>> begin Provided data
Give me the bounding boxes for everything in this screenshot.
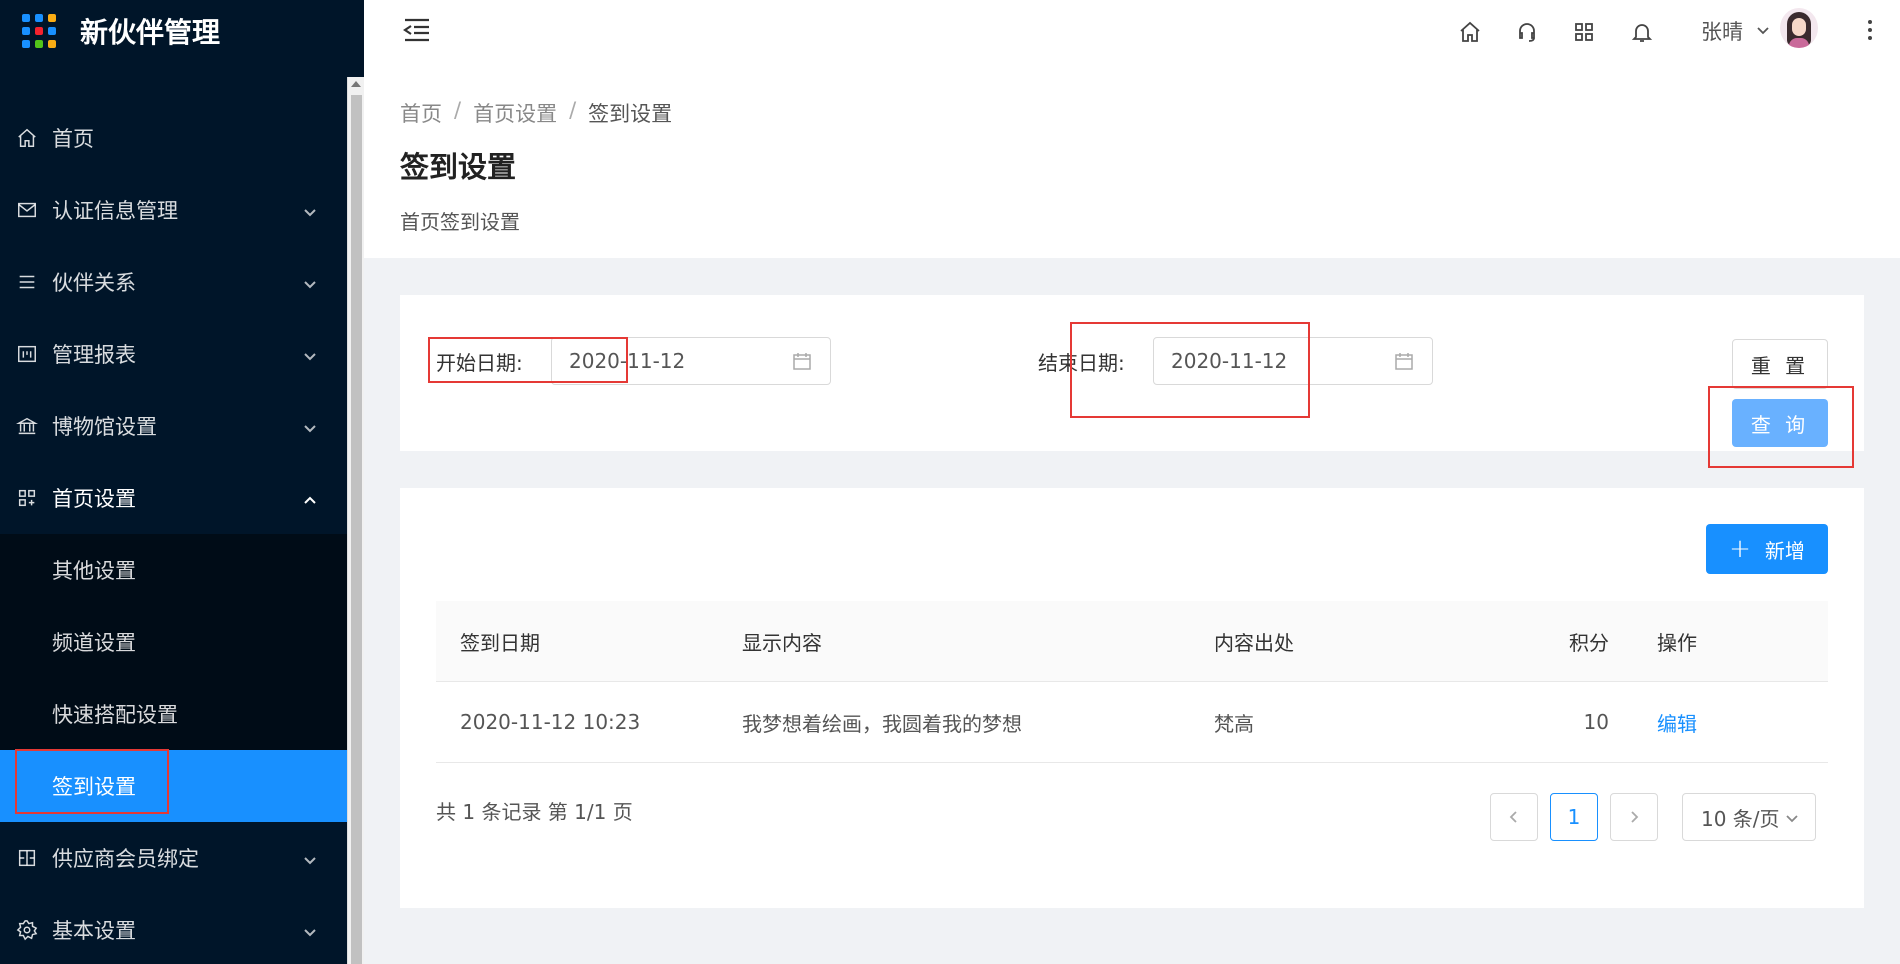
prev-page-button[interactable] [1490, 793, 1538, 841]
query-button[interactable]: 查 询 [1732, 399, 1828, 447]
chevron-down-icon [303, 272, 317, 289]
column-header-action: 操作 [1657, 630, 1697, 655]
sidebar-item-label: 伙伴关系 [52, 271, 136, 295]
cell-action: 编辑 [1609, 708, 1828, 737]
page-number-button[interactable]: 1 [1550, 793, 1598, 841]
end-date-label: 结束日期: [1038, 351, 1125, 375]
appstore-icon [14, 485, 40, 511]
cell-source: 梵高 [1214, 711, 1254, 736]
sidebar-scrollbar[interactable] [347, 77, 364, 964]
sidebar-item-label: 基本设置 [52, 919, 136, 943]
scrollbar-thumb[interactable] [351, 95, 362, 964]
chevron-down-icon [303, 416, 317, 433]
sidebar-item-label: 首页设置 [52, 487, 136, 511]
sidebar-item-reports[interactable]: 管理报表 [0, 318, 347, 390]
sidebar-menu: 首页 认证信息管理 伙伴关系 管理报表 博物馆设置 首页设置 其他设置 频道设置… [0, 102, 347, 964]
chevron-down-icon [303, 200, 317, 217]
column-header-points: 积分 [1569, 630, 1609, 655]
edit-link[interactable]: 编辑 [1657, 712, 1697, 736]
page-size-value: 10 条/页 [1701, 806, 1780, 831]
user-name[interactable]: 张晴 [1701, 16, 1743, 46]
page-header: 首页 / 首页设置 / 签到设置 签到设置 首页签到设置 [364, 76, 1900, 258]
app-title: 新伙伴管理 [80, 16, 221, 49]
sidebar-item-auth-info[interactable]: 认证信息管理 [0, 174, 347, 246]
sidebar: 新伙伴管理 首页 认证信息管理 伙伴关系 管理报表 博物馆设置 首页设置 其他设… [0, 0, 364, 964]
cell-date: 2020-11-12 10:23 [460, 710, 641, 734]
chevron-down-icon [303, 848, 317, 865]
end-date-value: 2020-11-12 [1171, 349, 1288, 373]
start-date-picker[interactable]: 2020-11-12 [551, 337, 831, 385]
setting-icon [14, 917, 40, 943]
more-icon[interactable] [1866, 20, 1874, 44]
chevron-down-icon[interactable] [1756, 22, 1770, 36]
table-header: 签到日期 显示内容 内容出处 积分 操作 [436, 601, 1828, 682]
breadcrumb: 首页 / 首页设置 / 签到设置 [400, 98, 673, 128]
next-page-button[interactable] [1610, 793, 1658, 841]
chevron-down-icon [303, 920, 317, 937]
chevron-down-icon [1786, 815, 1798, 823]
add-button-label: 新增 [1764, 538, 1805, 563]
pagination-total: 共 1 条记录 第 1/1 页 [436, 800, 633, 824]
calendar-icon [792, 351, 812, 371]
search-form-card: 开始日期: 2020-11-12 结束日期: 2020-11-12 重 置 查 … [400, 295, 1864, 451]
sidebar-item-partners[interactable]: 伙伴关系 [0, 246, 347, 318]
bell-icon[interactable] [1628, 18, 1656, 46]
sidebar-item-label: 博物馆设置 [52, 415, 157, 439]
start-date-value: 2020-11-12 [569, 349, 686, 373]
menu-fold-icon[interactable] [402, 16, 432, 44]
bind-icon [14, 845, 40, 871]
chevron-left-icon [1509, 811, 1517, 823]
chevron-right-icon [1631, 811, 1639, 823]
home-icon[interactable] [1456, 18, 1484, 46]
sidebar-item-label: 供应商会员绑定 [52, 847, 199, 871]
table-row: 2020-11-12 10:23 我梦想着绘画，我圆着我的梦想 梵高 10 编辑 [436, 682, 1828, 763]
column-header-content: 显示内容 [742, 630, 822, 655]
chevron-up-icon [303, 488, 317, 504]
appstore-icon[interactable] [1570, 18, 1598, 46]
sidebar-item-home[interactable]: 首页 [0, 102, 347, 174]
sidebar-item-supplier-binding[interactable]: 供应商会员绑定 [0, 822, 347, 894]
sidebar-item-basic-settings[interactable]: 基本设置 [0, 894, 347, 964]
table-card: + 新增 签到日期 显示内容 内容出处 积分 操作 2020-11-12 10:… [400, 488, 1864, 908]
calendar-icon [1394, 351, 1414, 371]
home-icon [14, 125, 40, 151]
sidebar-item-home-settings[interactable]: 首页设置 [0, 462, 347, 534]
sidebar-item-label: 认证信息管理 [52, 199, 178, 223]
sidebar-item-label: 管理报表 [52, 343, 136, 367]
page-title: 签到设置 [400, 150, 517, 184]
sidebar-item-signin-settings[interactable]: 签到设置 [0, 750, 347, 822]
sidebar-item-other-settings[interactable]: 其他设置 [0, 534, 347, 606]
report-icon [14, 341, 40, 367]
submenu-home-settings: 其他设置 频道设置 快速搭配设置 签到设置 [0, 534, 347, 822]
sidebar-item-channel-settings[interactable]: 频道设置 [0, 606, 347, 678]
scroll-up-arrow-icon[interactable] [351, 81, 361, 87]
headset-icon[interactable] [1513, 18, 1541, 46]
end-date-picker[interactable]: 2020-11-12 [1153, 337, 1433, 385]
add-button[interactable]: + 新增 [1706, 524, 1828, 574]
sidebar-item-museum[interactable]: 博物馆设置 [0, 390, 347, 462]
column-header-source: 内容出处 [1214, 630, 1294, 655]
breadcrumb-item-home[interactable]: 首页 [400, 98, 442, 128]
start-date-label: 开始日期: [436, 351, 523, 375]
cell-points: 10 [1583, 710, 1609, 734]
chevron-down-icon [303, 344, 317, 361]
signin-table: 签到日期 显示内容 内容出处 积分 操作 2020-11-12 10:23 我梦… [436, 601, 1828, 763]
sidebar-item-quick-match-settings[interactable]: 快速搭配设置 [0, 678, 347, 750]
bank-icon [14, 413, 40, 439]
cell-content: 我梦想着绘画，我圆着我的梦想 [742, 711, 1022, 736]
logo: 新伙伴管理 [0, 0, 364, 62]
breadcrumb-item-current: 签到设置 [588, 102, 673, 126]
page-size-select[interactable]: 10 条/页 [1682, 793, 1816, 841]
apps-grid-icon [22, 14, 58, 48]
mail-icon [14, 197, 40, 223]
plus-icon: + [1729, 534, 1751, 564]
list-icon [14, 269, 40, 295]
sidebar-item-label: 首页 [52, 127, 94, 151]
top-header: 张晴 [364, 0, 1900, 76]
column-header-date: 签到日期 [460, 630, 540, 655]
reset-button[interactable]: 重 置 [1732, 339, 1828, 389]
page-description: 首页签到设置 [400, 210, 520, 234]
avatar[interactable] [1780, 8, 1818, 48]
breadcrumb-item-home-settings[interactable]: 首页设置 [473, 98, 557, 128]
>> end Provided data
>> begin Provided data
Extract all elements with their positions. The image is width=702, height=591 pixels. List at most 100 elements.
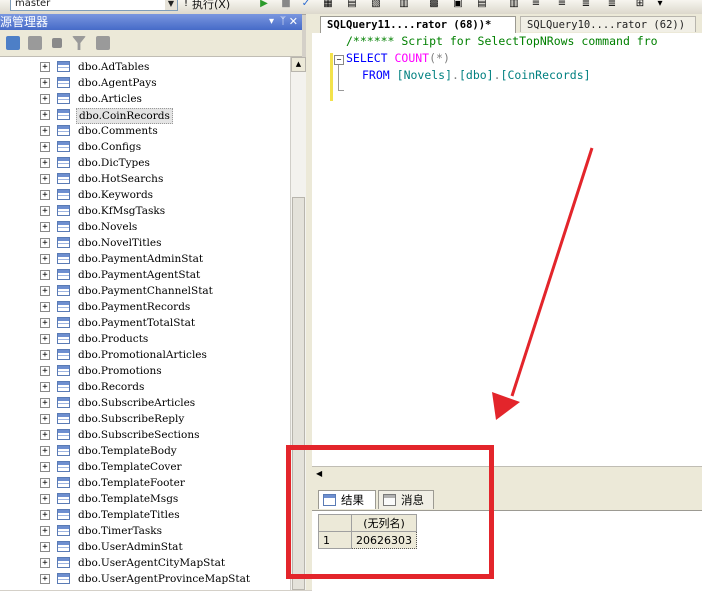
>> end Provided data
>> begin Provided data
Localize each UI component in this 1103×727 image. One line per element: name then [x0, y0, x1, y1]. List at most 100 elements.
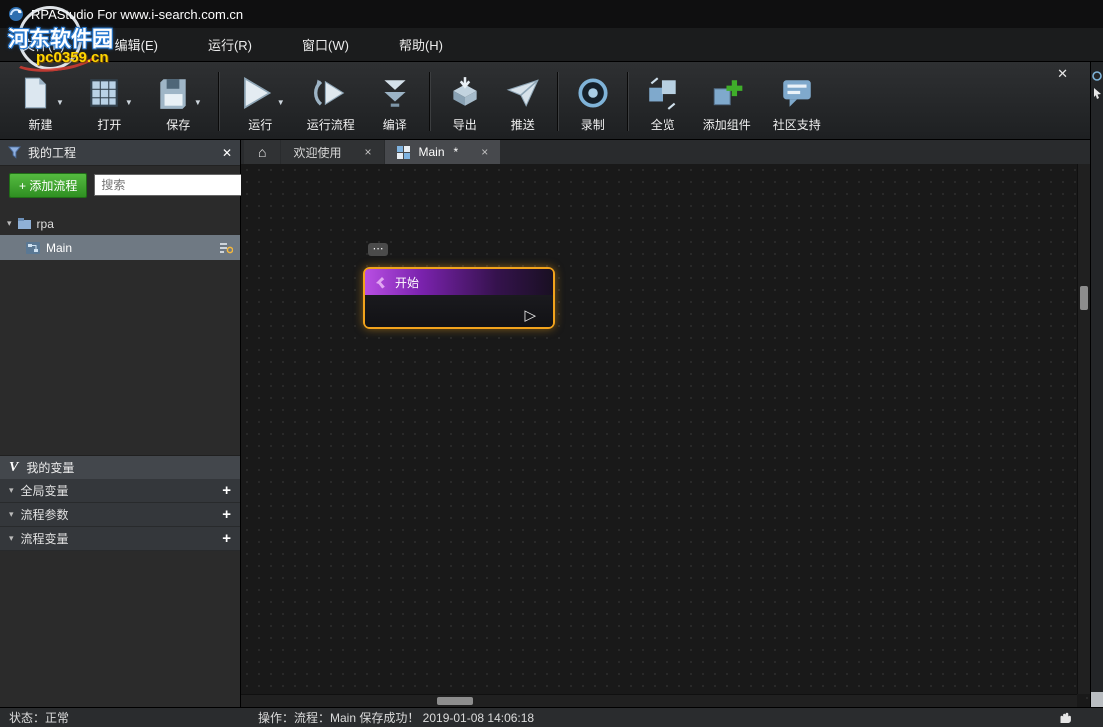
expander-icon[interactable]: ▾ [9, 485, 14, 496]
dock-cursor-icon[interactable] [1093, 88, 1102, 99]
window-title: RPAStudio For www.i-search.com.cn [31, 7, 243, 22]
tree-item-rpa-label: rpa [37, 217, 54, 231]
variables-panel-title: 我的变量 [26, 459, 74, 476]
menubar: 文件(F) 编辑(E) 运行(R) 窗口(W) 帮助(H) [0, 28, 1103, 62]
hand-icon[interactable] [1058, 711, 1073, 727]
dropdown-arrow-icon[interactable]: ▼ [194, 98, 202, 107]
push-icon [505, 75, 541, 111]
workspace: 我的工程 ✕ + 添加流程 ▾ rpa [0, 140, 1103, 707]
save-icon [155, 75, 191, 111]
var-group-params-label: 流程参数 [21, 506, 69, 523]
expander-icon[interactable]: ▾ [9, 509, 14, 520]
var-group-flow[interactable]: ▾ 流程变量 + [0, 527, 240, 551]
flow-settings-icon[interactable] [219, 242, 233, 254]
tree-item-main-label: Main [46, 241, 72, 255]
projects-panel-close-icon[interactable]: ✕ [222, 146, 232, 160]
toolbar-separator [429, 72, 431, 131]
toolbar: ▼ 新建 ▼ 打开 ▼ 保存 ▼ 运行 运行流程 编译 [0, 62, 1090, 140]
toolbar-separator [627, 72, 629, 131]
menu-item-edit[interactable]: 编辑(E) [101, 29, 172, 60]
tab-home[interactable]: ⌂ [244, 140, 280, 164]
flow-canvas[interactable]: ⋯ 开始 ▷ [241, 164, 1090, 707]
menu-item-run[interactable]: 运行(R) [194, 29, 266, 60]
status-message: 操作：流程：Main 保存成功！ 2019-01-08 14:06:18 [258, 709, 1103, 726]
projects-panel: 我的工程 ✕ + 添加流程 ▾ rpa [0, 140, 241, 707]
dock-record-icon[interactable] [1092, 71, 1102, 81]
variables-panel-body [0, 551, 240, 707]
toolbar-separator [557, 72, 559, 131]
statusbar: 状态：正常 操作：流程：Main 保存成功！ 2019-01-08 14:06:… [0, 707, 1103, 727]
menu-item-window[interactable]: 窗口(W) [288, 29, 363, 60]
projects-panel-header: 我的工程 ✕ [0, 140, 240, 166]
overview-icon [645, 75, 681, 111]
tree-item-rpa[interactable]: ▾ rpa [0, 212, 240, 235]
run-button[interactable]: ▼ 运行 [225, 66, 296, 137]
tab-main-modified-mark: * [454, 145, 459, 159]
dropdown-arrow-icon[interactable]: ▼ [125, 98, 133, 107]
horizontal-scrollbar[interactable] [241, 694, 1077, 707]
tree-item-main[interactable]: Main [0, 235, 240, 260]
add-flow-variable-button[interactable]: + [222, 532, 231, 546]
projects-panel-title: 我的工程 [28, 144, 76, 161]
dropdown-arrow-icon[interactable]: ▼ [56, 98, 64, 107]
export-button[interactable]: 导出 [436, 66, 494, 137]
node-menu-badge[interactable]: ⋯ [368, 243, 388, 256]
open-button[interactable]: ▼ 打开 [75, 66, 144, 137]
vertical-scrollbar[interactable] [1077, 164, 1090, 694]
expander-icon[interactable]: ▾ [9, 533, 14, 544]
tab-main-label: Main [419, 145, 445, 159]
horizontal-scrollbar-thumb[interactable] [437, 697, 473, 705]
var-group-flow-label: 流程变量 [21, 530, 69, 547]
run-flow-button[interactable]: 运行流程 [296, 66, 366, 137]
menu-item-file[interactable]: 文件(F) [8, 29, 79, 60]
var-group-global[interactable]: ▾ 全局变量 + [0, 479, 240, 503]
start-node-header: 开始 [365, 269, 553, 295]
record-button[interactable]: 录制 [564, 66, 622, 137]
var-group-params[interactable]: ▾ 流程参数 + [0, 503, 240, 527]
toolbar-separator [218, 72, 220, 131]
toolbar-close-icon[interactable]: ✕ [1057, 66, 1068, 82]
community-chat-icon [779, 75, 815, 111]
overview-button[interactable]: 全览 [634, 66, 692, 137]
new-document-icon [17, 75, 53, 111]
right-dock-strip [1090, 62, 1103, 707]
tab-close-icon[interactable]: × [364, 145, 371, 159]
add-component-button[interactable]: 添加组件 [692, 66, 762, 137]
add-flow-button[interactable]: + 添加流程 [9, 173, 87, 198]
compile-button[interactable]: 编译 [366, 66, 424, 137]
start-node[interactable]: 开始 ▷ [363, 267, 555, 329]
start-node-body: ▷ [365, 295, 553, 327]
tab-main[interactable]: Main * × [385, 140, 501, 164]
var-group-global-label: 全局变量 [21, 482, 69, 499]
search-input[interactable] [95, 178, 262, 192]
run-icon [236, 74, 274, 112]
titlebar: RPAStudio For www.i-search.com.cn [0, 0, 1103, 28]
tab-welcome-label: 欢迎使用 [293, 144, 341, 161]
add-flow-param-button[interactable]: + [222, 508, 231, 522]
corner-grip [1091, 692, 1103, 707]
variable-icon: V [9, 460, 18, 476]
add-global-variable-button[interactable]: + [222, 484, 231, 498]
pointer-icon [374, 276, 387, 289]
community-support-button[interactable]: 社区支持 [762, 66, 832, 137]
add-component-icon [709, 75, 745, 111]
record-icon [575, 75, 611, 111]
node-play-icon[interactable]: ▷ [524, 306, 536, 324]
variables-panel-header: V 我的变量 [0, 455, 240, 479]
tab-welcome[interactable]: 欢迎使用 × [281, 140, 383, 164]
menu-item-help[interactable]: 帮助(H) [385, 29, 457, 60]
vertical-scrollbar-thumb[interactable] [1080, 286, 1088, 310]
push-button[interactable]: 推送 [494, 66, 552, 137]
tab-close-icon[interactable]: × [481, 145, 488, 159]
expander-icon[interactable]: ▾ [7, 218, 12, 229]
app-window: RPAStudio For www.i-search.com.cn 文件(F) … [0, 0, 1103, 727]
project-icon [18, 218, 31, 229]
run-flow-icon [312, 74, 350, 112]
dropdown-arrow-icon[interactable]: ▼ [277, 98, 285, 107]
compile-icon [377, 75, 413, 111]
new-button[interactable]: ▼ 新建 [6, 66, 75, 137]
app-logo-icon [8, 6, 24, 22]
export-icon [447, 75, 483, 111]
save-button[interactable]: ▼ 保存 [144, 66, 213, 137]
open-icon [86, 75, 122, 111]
>> end Provided data
* Exercise objective *
Rewrite everything in the listing from the line containing "Localize each UI" down to the line containing "expander-icon[interactable]: ▾ [9, 509, 14, 520]", substituting "toggle-icon" for "expander-icon" wherever it appears and leaving all else unchanged. Omit the pictures from your answer.

* Written answer *
Localize each UI component in this 1103×727 image. One line per element: name then [x0, y0, x1, y1]. List at most 100 elements.
toggle-icon[interactable]: ▾ [9, 485, 14, 496]
dock-cursor-icon[interactable] [1093, 88, 1102, 99]
window-title: RPAStudio For www.i-search.com.cn [31, 7, 243, 22]
tree-item-rpa-label: rpa [37, 217, 54, 231]
variables-panel-title: 我的变量 [26, 459, 74, 476]
menubar: 文件(F) 编辑(E) 运行(R) 窗口(W) 帮助(H) [0, 28, 1103, 62]
hand-icon[interactable] [1058, 711, 1073, 727]
dropdown-arrow-icon[interactable]: ▼ [194, 98, 202, 107]
push-icon [505, 75, 541, 111]
workspace: 我的工程 ✕ + 添加流程 ▾ rpa [0, 140, 1103, 707]
save-icon [155, 75, 191, 111]
var-group-params-label: 流程参数 [21, 506, 69, 523]
toggle-icon[interactable]: ▾ [9, 509, 14, 520]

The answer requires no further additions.